§ **JOB**: Quote the data below in full, minus the images.

[Entries taken from a collection]
----------------------------------------

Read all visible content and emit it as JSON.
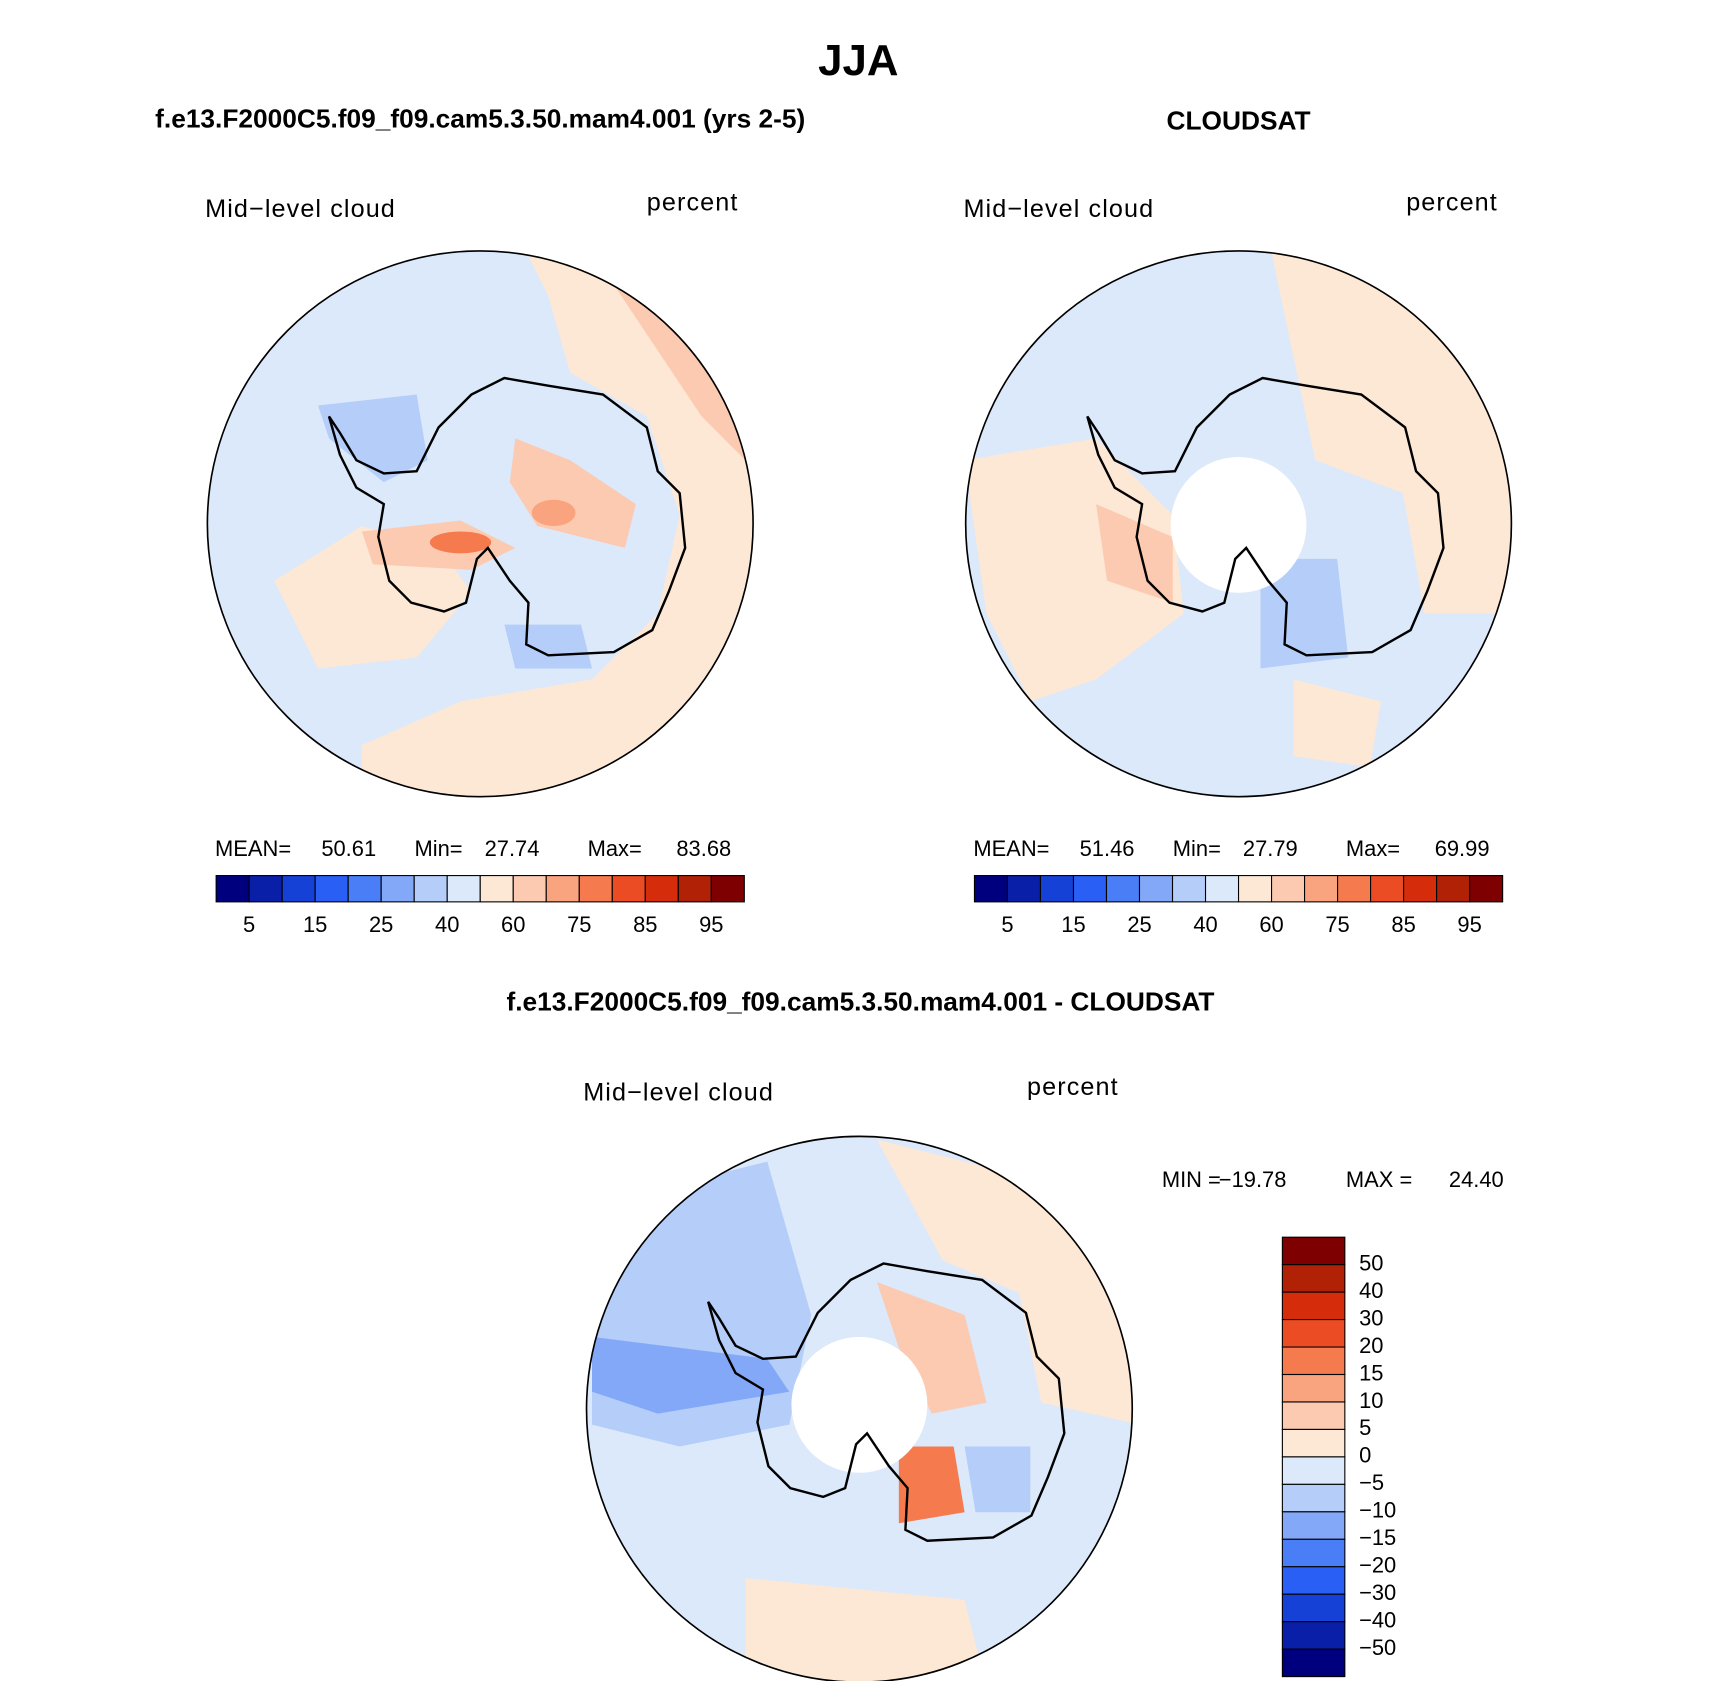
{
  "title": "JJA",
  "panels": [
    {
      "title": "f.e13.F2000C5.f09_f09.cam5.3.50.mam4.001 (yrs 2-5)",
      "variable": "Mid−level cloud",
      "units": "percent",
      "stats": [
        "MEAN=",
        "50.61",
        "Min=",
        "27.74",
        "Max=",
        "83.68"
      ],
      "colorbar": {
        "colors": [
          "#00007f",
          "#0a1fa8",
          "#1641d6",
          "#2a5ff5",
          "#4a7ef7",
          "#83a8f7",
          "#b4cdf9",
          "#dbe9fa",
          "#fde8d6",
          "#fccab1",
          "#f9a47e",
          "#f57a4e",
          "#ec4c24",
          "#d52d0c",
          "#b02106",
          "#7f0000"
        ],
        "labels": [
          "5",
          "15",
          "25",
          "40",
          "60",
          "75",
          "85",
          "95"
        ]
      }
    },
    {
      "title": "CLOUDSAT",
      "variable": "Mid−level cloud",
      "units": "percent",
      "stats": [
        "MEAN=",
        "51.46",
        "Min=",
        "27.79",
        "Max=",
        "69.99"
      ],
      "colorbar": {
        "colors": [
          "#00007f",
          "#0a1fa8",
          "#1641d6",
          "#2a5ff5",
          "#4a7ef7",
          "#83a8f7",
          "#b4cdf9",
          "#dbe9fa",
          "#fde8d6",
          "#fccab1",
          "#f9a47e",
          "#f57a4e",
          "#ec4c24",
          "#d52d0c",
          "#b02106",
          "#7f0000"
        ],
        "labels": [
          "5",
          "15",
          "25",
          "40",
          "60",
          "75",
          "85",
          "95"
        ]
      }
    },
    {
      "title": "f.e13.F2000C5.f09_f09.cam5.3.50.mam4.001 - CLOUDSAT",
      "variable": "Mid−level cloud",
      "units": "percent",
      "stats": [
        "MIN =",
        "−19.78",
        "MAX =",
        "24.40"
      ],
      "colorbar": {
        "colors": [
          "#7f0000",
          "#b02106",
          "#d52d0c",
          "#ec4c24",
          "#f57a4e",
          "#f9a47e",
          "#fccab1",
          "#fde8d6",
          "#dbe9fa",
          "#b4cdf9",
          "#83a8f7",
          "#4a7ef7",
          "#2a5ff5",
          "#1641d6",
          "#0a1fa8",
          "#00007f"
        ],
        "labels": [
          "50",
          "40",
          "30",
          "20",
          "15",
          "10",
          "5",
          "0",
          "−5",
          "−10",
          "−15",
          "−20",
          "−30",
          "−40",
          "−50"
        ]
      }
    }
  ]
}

----------------------------------------

§ **EXERCISE RESULT**:
Read all visible content and emit it as JSON.
{
  "title": "JJA",
  "panels": [
    {
      "title": "f.e13.F2000C5.f09_f09.cam5.3.50.mam4.001 (yrs 2-5)",
      "variable": "Mid−level cloud",
      "units": "percent",
      "stats": [
        "MEAN=",
        "50.61",
        "Min=",
        "27.74",
        "Max=",
        "83.68"
      ],
      "colorbar": {
        "colors": [
          "#00007f",
          "#0a1fa8",
          "#1641d6",
          "#2a5ff5",
          "#4a7ef7",
          "#83a8f7",
          "#b4cdf9",
          "#dbe9fa",
          "#fde8d6",
          "#fccab1",
          "#f9a47e",
          "#f57a4e",
          "#ec4c24",
          "#d52d0c",
          "#b02106",
          "#7f0000"
        ],
        "labels": [
          "5",
          "15",
          "25",
          "40",
          "60",
          "75",
          "85",
          "95"
        ]
      }
    },
    {
      "title": "CLOUDSAT",
      "variable": "Mid−level cloud",
      "units": "percent",
      "stats": [
        "MEAN=",
        "51.46",
        "Min=",
        "27.79",
        "Max=",
        "69.99"
      ],
      "colorbar": {
        "colors": [
          "#00007f",
          "#0a1fa8",
          "#1641d6",
          "#2a5ff5",
          "#4a7ef7",
          "#83a8f7",
          "#b4cdf9",
          "#dbe9fa",
          "#fde8d6",
          "#fccab1",
          "#f9a47e",
          "#f57a4e",
          "#ec4c24",
          "#d52d0c",
          "#b02106",
          "#7f0000"
        ],
        "labels": [
          "5",
          "15",
          "25",
          "40",
          "60",
          "75",
          "85",
          "95"
        ]
      }
    },
    {
      "title": "f.e13.F2000C5.f09_f09.cam5.3.50.mam4.001 - CLOUDSAT",
      "variable": "Mid−level cloud",
      "units": "percent",
      "stats": [
        "MIN =",
        "−19.78",
        "MAX =",
        "24.40"
      ],
      "colorbar": {
        "colors": [
          "#7f0000",
          "#b02106",
          "#d52d0c",
          "#ec4c24",
          "#f57a4e",
          "#f9a47e",
          "#fccab1",
          "#fde8d6",
          "#dbe9fa",
          "#b4cdf9",
          "#83a8f7",
          "#4a7ef7",
          "#2a5ff5",
          "#1641d6",
          "#0a1fa8",
          "#00007f"
        ],
        "labels": [
          "50",
          "40",
          "30",
          "20",
          "15",
          "10",
          "5",
          "0",
          "−5",
          "−10",
          "−15",
          "−20",
          "−30",
          "−40",
          "−50"
        ]
      }
    }
  ]
}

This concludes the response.